*** Task material
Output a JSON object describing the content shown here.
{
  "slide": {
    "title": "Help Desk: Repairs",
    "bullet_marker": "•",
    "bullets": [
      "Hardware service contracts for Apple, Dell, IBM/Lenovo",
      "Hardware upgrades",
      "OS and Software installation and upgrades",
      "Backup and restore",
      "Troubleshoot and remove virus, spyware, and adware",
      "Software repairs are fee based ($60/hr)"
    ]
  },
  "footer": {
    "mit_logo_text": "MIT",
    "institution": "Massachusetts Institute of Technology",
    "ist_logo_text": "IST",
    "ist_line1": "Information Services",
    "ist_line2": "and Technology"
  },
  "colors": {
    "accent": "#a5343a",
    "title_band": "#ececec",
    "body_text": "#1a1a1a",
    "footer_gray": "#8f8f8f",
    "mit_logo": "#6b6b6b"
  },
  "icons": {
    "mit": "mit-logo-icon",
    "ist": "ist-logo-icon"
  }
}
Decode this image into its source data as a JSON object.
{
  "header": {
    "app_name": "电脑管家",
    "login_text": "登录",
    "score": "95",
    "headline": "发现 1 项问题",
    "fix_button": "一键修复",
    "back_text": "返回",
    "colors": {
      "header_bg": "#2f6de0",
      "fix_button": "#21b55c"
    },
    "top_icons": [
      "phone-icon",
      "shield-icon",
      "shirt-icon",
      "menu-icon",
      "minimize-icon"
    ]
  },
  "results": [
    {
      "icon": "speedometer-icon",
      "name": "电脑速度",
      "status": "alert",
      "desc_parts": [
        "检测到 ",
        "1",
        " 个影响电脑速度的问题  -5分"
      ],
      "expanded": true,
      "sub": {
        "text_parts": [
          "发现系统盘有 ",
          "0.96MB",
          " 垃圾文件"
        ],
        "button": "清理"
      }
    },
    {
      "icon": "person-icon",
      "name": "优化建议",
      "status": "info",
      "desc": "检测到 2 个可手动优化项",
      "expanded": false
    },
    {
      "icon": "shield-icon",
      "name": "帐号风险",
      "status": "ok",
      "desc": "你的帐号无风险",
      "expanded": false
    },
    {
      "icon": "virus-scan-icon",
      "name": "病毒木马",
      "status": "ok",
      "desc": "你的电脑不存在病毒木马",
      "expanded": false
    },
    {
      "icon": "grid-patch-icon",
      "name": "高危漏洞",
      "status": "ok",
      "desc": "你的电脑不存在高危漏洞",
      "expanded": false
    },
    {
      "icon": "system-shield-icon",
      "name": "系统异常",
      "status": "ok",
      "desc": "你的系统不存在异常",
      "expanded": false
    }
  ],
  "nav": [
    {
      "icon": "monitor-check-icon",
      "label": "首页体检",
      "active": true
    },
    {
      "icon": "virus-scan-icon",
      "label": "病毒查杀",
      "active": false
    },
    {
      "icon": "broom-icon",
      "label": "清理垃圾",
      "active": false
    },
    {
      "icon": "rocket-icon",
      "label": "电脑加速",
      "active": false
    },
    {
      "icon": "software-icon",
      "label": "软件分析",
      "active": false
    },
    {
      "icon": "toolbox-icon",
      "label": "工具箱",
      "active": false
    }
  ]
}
******
> About this exercise
What you hand back must match the records above exactly.

> Answer to the exercise
Output a JSON object describing the content shown here.
{
  "slide": {
    "title": "Help Desk: Repairs",
    "bullet_marker": "•",
    "bullets": [
      "Hardware service contracts for Apple, Dell, IBM/Lenovo",
      "Hardware upgrades",
      "OS and Software installation and upgrades",
      "Backup and restore",
      "Troubleshoot and remove virus, spyware, and adware",
      "Software repairs are fee based ($60/hr)"
    ]
  },
  "footer": {
    "mit_logo_text": "MIT",
    "institution": "Massachusetts Institute of Technology",
    "ist_logo_text": "IST",
    "ist_line1": "Information Services",
    "ist_line2": "and Technology"
  },
  "colors": {
    "accent": "#a5343a",
    "title_band": "#ececec",
    "body_text": "#1a1a1a",
    "footer_gray": "#8f8f8f",
    "mit_logo": "#6b6b6b"
  },
  "icons": {
    "mit": "mit-logo-icon",
    "ist": "ist-logo-icon"
  }
}
Decode this image into its source data as a JSON object.
{
  "header": {
    "app_name": "电脑管家",
    "login_text": "登录",
    "score": "95",
    "headline": "发现 1 项问题",
    "fix_button": "一键修复",
    "back_text": "返回",
    "colors": {
      "header_bg": "#2f6de0",
      "fix_button": "#21b55c"
    },
    "top_icons": [
      "phone-icon",
      "shield-icon",
      "shirt-icon",
      "menu-icon",
      "minimize-icon"
    ]
  },
  "results": [
    {
      "icon": "speedometer-icon",
      "name": "电脑速度",
      "status": "alert",
      "desc_parts": [
        "检测到 ",
        "1",
        " 个影响电脑速度的问题  -5分"
      ],
      "expanded": true,
      "sub": {
        "text_parts": [
          "发现系统盘有 ",
          "0.96MB",
          " 垃圾文件"
        ],
        "button": "清理"
      }
    },
    {
      "icon": "person-icon",
      "name": "优化建议",
      "status": "info",
      "desc": "检测到 2 个可手动优化项",
      "expanded": false
    },
    {
      "icon": "shield-icon",
      "name": "帐号风险",
      "status": "ok",
      "desc": "你的帐号无风险",
      "expanded": false
    },
    {
      "icon": "virus-scan-icon",
      "name": "病毒木马",
      "status": "ok",
      "desc": "你的电脑不存在病毒木马",
      "expanded": false
    },
    {
      "icon": "grid-patch-icon",
      "name": "高危漏洞",
      "status": "ok",
      "desc": "你的电脑不存在高危漏洞",
      "expanded": false
    },
    {
      "icon": "system-shield-icon",
      "name": "系统异常",
      "status": "ok",
      "desc": "你的系统不存在异常",
      "expanded": false
    }
  ],
  "nav": [
    {
      "icon": "monitor-check-icon",
      "label": "首页体检",
      "active": true
    },
    {
      "icon": "virus-scan-icon",
      "label": "病毒查杀",
      "active": false
    },
    {
      "icon": "broom-icon",
      "label": "清理垃圾",
      "active": false
    },
    {
      "icon": "rocket-icon",
      "label": "电脑加速",
      "active": false
    },
    {
      "icon": "software-icon",
      "label": "软件分析",
      "active": false
    },
    {
      "icon": "toolbox-icon",
      "label": "工具箱",
      "active": false
    }
  ]
}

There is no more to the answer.